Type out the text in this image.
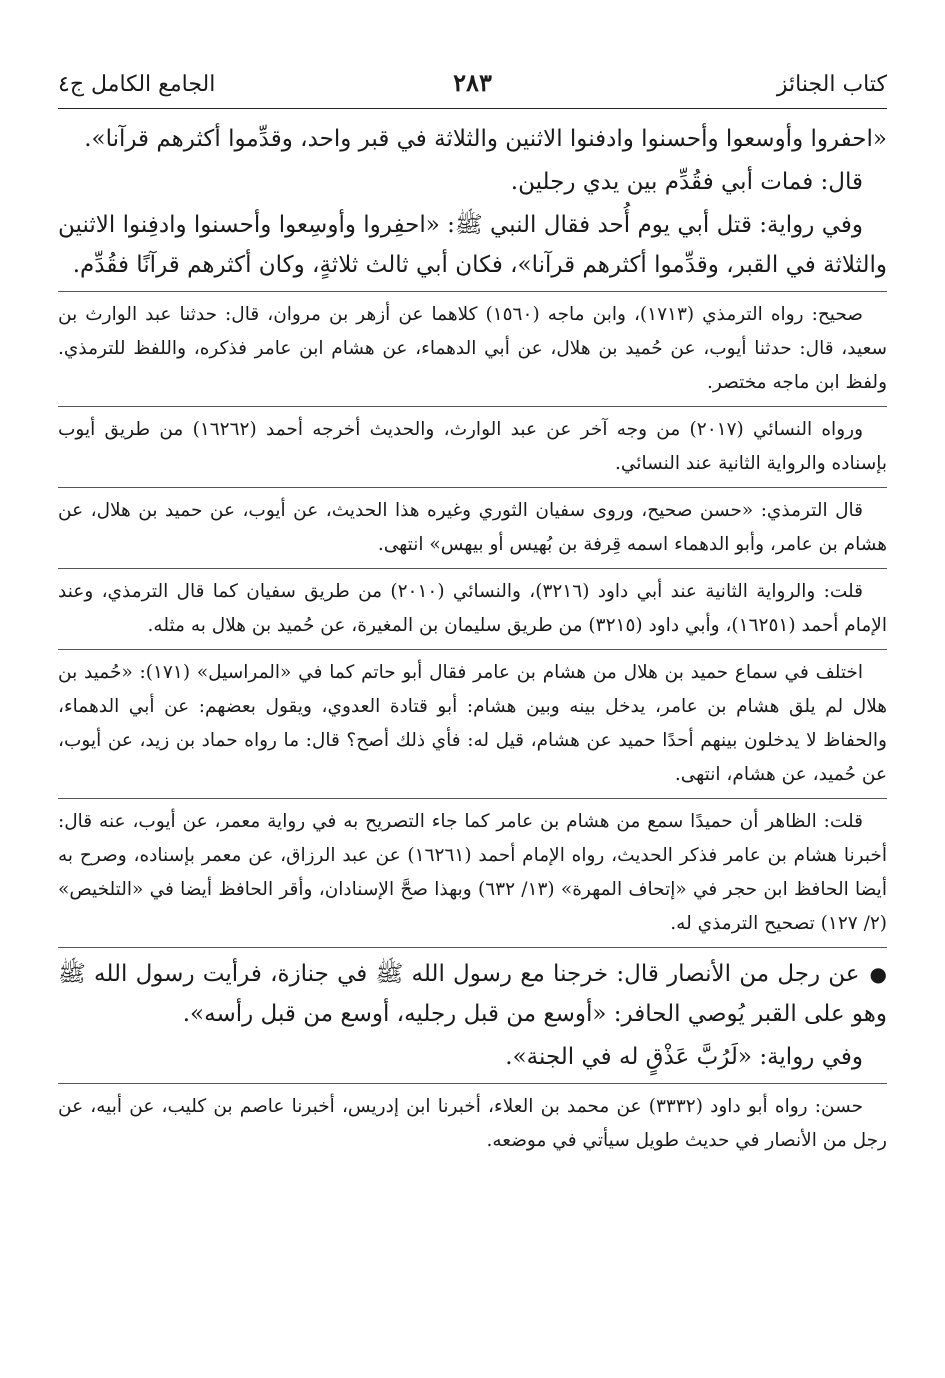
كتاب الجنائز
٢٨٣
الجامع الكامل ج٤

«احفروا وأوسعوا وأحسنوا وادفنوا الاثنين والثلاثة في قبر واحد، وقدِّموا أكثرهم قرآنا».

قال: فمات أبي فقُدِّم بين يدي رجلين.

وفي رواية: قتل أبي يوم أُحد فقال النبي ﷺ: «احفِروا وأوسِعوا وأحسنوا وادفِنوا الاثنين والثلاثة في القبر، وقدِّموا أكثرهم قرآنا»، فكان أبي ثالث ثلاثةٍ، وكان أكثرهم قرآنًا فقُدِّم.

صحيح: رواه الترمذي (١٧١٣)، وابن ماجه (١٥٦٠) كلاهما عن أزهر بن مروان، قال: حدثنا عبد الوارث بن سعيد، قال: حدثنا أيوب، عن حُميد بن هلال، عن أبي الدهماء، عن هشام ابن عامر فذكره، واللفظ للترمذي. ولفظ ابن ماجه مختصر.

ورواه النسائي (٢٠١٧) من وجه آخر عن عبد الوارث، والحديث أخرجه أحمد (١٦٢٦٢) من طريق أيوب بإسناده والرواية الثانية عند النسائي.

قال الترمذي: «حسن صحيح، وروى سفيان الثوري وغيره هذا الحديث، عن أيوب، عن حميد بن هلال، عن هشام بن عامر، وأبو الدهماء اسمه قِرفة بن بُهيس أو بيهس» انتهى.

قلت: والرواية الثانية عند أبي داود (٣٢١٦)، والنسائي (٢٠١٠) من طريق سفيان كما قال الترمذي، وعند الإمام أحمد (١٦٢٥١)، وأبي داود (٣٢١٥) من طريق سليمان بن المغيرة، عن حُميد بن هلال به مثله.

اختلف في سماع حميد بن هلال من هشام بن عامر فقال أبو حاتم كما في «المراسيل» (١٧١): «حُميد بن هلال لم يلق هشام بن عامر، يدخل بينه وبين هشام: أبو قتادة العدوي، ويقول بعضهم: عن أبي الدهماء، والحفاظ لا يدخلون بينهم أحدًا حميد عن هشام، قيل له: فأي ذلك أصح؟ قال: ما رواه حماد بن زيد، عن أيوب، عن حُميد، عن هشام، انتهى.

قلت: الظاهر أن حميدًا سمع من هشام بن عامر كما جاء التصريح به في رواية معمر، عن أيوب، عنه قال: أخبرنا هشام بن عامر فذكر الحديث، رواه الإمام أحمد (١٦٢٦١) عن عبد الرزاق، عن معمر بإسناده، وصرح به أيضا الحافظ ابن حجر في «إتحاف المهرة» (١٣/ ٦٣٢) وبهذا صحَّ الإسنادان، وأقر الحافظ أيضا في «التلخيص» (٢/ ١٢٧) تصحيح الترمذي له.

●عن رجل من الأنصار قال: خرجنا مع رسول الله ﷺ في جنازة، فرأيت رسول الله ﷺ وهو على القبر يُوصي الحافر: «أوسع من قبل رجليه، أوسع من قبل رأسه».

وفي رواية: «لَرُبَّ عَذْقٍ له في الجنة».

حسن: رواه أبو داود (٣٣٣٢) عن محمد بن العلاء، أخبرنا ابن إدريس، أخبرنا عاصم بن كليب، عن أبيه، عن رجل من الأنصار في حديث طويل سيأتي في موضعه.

==*==

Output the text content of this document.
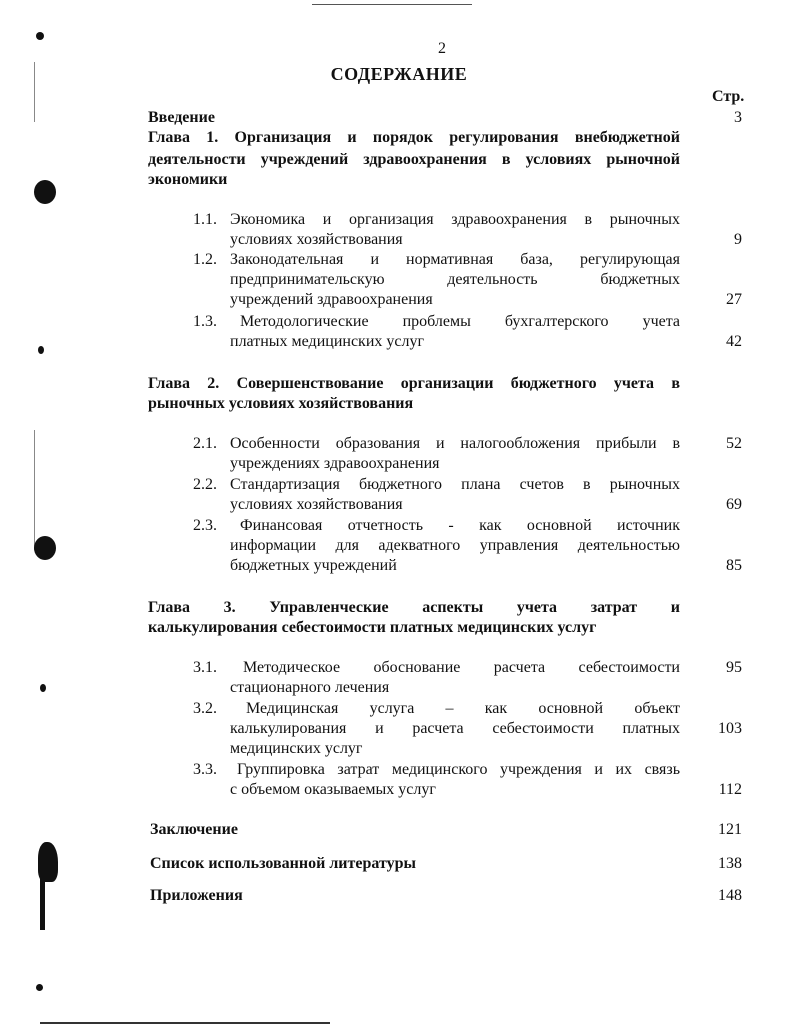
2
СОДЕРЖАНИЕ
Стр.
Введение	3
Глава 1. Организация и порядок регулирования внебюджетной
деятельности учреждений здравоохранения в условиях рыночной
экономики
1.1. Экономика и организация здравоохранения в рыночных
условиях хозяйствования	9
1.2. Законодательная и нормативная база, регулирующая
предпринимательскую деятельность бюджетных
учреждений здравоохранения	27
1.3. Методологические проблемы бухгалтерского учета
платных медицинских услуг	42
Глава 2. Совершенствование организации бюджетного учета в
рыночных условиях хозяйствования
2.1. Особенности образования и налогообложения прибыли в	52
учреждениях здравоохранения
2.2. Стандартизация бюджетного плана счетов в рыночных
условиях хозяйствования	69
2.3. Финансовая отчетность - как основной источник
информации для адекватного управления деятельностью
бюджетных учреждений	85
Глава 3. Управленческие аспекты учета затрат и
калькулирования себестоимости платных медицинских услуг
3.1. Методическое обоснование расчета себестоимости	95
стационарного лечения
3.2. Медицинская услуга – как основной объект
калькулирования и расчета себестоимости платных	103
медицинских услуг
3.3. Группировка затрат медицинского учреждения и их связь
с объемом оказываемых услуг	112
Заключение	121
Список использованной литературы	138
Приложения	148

==*==

• _STATED EXERCISE_
Show every line in the records above that contains the word "расчета".

• _REPLY TO THE EXERCISE_
3.1. Методическое обоснование расчета себестоимости	95
калькулирования и расчета себестоимости платных	103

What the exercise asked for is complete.